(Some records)
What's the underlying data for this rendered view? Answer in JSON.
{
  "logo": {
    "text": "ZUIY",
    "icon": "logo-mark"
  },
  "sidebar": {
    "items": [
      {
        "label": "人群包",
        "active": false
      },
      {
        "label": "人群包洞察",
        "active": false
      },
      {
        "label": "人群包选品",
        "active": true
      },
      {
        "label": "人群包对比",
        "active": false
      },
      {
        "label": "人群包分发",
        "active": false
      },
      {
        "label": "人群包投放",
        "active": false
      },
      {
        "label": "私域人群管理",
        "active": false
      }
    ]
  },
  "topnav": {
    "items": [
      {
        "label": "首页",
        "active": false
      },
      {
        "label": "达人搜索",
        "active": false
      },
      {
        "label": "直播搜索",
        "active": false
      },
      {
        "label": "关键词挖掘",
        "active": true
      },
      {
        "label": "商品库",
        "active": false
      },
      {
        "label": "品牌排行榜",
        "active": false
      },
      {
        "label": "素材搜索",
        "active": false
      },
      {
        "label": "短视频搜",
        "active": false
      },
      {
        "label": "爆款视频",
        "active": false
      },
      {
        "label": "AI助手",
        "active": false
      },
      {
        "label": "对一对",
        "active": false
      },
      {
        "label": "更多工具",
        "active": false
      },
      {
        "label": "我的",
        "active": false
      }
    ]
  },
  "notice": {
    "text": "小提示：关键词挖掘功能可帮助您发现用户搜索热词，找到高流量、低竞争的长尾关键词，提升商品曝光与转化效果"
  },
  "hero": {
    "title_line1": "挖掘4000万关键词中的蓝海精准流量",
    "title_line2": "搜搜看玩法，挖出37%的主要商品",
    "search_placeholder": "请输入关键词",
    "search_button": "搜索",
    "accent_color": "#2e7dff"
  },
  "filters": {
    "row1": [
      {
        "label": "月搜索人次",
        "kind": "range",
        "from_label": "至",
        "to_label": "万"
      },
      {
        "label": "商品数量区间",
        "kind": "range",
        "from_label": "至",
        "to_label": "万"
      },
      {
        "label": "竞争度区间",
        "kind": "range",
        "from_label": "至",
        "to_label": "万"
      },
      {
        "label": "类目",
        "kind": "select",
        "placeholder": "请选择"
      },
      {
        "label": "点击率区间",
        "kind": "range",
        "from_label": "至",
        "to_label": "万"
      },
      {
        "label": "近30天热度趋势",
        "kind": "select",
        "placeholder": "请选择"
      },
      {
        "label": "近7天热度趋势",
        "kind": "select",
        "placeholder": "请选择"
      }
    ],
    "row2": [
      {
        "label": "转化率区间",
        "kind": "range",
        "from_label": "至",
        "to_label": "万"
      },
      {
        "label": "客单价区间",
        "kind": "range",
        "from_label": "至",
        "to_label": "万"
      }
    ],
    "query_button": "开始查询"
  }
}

# THE EXERCISE
Reproduce the full listing exactly.

# THE ANSWER
What's the underlying data for this rendered view? Answer in JSON.
{
  "logo": {
    "text": "ZUIY",
    "icon": "logo-mark"
  },
  "sidebar": {
    "items": [
      {
        "label": "人群包",
        "active": false
      },
      {
        "label": "人群包洞察",
        "active": false
      },
      {
        "label": "人群包选品",
        "active": true
      },
      {
        "label": "人群包对比",
        "active": false
      },
      {
        "label": "人群包分发",
        "active": false
      },
      {
        "label": "人群包投放",
        "active": false
      },
      {
        "label": "私域人群管理",
        "active": false
      }
    ]
  },
  "topnav": {
    "items": [
      {
        "label": "首页",
        "active": false
      },
      {
        "label": "达人搜索",
        "active": false
      },
      {
        "label": "直播搜索",
        "active": false
      },
      {
        "label": "关键词挖掘",
        "active": true
      },
      {
        "label": "商品库",
        "active": false
      },
      {
        "label": "品牌排行榜",
        "active": false
      },
      {
        "label": "素材搜索",
        "active": false
      },
      {
        "label": "短视频搜",
        "active": false
      },
      {
        "label": "爆款视频",
        "active": false
      },
      {
        "label": "AI助手",
        "active": false
      },
      {
        "label": "对一对",
        "active": false
      },
      {
        "label": "更多工具",
        "active": false
      },
      {
        "label": "我的",
        "active": false
      }
    ]
  },
  "notice": {
    "text": "小提示：关键词挖掘功能可帮助您发现用户搜索热词，找到高流量、低竞争的长尾关键词，提升商品曝光与转化效果"
  },
  "hero": {
    "title_line1": "挖掘4000万关键词中的蓝海精准流量",
    "title_line2": "搜搜看玩法，挖出37%的主要商品",
    "search_placeholder": "请输入关键词",
    "search_button": "搜索",
    "accent_color": "#2e7dff"
  },
  "filters": {
    "row1": [
      {
        "label": "月搜索人次",
        "kind": "range",
        "from_label": "至",
        "to_label": "万"
      },
      {
        "label": "商品数量区间",
        "kind": "range",
        "from_label": "至",
        "to_label": "万"
      },
      {
        "label": "竞争度区间",
        "kind": "range",
        "from_label": "至",
        "to_label": "万"
      },
      {
        "label": "类目",
        "kind": "select",
        "placeholder": "请选择"
      },
      {
        "label": "点击率区间",
        "kind": "range",
        "from_label": "至",
        "to_label": "万"
      },
      {
        "label": "近30天热度趋势",
        "kind": "select",
        "placeholder": "请选择"
      },
      {
        "label": "近7天热度趋势",
        "kind": "select",
        "placeholder": "请选择"
      }
    ],
    "row2": [
      {
        "label": "转化率区间",
        "kind": "range",
        "from_label": "至",
        "to_label": "万"
      },
      {
        "label": "客单价区间",
        "kind": "range",
        "from_label": "至",
        "to_label": "万"
      }
    ],
    "query_button": "开始查询"
  }
}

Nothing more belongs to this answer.